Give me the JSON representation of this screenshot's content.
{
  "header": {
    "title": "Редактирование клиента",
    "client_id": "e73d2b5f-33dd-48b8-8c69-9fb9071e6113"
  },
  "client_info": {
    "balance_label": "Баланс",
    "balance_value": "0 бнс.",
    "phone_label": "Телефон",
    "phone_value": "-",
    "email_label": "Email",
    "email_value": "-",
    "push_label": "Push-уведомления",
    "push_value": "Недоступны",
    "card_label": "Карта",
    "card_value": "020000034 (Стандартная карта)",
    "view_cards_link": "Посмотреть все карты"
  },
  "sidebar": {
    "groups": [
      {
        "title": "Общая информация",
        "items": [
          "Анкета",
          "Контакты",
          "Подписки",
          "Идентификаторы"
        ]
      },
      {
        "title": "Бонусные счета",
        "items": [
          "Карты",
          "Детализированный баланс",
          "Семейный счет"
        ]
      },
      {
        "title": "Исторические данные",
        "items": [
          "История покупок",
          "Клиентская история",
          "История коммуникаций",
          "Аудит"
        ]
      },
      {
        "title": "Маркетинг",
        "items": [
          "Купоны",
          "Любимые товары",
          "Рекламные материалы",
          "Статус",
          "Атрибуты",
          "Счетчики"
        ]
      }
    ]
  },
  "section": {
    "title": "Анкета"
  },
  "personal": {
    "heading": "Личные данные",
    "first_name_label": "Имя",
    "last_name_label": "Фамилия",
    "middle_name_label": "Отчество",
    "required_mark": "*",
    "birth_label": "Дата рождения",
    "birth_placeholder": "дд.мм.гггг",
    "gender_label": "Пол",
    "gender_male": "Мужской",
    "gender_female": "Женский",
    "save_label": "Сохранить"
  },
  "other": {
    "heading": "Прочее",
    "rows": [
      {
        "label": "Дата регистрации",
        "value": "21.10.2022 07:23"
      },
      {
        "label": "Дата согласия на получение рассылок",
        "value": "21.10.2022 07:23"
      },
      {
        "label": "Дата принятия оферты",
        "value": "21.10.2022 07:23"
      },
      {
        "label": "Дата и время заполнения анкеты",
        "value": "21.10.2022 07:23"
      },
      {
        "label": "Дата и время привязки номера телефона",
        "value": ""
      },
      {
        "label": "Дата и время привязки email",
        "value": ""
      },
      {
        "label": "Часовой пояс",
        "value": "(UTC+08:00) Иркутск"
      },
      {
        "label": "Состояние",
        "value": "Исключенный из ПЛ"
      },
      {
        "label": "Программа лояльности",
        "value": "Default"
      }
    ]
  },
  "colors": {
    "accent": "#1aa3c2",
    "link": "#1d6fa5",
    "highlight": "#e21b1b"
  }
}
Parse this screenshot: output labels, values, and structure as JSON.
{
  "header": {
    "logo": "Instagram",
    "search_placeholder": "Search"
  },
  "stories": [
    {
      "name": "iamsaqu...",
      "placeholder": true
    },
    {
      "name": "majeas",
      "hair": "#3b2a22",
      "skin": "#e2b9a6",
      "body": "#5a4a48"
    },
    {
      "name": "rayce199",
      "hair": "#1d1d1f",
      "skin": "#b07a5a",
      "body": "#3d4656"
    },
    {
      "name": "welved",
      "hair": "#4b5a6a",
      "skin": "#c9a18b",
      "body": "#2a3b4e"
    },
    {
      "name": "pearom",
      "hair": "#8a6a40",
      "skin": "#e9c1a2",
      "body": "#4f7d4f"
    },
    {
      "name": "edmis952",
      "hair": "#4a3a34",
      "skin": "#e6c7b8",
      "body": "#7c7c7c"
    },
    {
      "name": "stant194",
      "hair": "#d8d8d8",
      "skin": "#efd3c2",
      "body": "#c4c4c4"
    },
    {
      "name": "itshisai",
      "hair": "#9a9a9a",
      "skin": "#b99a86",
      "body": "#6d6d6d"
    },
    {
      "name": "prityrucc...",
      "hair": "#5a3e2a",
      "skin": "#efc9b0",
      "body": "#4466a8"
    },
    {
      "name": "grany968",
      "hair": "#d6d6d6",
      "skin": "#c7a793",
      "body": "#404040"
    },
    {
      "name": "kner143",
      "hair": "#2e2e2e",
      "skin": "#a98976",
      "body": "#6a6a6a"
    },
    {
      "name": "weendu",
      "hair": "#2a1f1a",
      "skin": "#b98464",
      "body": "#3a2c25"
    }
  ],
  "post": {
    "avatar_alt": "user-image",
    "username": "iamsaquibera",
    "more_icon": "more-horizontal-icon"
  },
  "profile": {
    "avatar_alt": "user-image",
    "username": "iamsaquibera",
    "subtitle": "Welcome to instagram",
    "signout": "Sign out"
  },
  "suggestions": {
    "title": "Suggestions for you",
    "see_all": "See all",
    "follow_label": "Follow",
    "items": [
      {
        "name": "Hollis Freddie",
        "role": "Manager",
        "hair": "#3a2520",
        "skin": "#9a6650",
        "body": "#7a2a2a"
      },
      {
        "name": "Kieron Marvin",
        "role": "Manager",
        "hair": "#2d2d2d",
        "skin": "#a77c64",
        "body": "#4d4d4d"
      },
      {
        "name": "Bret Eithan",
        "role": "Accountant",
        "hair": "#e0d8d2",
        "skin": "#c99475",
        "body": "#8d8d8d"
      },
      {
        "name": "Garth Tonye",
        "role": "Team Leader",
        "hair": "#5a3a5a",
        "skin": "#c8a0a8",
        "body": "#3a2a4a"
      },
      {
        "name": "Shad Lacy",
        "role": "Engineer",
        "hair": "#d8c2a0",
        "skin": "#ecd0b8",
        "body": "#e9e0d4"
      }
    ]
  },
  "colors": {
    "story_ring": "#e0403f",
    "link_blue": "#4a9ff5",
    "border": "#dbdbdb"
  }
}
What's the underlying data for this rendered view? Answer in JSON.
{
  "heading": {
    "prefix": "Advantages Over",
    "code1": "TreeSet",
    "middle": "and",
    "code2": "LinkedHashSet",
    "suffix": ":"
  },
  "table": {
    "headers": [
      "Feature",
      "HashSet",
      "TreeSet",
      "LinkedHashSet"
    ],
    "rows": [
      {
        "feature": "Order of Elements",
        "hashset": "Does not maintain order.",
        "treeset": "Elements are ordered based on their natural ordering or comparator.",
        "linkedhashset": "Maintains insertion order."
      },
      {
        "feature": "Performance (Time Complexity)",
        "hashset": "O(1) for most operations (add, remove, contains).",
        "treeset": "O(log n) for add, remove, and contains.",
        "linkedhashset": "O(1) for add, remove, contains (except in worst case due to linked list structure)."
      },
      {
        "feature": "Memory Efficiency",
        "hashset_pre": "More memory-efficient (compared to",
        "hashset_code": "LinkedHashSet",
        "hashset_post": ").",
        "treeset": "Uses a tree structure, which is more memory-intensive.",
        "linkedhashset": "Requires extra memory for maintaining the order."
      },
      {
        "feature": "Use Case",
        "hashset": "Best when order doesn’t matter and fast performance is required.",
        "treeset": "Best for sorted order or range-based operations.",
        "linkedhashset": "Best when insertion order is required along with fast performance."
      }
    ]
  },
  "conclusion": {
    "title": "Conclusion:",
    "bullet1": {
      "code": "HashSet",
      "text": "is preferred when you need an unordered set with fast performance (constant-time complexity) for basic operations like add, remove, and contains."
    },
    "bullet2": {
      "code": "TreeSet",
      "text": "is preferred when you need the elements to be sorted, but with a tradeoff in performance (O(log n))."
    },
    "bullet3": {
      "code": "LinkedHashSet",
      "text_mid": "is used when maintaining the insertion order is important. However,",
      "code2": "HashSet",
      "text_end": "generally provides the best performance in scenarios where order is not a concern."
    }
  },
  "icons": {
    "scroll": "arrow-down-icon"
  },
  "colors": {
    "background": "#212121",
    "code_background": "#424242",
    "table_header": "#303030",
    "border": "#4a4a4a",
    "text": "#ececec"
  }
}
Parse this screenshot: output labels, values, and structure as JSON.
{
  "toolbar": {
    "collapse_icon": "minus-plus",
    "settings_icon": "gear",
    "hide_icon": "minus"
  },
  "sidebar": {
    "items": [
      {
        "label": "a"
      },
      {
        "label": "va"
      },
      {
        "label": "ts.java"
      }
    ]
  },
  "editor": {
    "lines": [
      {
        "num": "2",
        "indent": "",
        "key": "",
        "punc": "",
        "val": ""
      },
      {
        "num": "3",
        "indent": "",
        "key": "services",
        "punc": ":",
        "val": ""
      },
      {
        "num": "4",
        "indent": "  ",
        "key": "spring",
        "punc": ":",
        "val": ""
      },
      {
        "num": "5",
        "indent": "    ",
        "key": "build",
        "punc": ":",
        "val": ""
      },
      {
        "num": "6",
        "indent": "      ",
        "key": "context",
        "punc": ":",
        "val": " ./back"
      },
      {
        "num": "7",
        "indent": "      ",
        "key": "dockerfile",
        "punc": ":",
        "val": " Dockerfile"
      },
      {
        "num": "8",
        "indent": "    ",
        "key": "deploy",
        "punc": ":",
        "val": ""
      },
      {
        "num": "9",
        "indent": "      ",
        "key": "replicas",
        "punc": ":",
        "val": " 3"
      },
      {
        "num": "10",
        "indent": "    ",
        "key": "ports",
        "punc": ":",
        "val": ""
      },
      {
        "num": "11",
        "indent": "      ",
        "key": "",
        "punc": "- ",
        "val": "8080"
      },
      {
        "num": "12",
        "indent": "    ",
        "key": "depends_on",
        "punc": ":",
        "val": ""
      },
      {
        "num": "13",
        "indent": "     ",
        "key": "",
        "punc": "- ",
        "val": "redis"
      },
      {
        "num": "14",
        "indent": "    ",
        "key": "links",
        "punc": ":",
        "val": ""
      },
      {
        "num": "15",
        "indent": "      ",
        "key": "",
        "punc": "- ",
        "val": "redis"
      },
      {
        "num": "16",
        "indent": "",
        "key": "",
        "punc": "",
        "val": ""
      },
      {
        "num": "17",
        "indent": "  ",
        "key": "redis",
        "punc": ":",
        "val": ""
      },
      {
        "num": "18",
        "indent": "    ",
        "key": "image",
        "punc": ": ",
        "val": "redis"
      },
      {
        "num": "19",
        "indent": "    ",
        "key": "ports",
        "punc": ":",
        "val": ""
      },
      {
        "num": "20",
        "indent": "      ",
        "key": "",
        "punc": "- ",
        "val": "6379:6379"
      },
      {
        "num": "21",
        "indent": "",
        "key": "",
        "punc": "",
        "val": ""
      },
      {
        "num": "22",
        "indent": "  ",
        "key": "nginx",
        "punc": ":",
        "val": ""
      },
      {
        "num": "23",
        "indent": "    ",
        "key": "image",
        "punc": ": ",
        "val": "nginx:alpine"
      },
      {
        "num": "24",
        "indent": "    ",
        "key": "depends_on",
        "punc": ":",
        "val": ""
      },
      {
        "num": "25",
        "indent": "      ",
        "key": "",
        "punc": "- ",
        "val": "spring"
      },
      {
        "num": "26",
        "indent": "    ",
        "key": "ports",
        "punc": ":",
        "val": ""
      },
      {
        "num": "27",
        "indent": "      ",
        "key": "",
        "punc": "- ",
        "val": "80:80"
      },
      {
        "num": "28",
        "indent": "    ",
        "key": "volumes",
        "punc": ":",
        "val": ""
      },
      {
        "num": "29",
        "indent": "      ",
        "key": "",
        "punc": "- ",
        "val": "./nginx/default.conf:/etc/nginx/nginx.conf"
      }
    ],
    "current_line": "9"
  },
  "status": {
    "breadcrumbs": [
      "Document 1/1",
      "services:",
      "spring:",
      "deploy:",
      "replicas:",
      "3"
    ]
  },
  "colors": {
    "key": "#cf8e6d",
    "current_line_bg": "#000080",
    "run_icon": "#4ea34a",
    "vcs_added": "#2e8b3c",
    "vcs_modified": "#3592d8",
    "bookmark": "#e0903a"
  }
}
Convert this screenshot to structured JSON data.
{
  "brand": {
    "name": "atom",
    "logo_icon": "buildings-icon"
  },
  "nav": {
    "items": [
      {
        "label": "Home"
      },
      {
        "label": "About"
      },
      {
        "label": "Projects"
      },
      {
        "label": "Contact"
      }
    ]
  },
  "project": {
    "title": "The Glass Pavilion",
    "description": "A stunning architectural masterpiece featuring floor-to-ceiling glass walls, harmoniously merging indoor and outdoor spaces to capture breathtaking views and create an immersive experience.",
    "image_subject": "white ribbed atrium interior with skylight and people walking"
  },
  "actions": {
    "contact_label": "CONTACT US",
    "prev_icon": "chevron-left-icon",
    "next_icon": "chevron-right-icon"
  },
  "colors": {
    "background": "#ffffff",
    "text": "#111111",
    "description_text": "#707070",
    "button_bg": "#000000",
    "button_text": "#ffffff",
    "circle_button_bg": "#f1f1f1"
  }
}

* PROBLEM DETAILS: Which lines above contain "this"? Show each of them.

* ANSWER:
Give me the JSON representation of this screenshot's content.
Parse this screenshot: output labels, values, and structure as JSON.
What's the underlying data for this rendered view? Answer in JSON.
Parse this screenshot: output labels, values, and structure as JSON.
Convert this screenshot to structured JSON data.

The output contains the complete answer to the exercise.